=== Aim of the task ===
Using the records below, copy out exactly the line that contains "Extract the structured" and every line that follows it, up to and including the last, and no others.

Records:
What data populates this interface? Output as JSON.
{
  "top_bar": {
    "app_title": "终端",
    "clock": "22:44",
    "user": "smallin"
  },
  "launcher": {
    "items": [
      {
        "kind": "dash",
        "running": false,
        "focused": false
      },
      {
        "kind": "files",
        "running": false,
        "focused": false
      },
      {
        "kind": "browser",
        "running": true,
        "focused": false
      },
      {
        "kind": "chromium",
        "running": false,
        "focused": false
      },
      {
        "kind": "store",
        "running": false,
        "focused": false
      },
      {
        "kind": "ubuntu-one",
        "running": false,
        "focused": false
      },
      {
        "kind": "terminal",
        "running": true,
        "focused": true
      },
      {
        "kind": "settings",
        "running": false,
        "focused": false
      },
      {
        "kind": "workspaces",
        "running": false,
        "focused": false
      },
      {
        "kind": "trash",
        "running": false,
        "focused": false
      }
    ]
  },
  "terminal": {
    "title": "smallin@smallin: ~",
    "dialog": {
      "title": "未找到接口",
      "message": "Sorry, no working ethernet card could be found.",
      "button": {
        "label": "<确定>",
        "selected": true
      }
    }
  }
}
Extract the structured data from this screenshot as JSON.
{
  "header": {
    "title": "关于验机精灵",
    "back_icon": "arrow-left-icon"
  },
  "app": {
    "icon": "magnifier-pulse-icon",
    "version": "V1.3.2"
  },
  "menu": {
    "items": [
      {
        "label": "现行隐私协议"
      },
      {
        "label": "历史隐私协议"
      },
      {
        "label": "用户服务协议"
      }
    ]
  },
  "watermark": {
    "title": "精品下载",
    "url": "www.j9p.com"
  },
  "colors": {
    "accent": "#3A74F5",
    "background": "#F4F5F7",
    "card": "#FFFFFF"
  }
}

=== Full answer ===
Extract the structured data from this screenshot as JSON.
{
  "header": {
    "title": "关于验机精灵",
    "back_icon": "arrow-left-icon"
  },
  "app": {
    "icon": "magnifier-pulse-icon",
    "version": "V1.3.2"
  },
  "menu": {
    "items": [
      {
        "label": "现行隐私协议"
      },
      {
        "label": "历史隐私协议"
      },
      {
        "label": "用户服务协议"
      }
    ]
  },
  "watermark": {
    "title": "精品下载",
    "url": "www.j9p.com"
  },
  "colors": {
    "accent": "#3A74F5",
    "background": "#F4F5F7",
    "card": "#FFFFFF"
  }
}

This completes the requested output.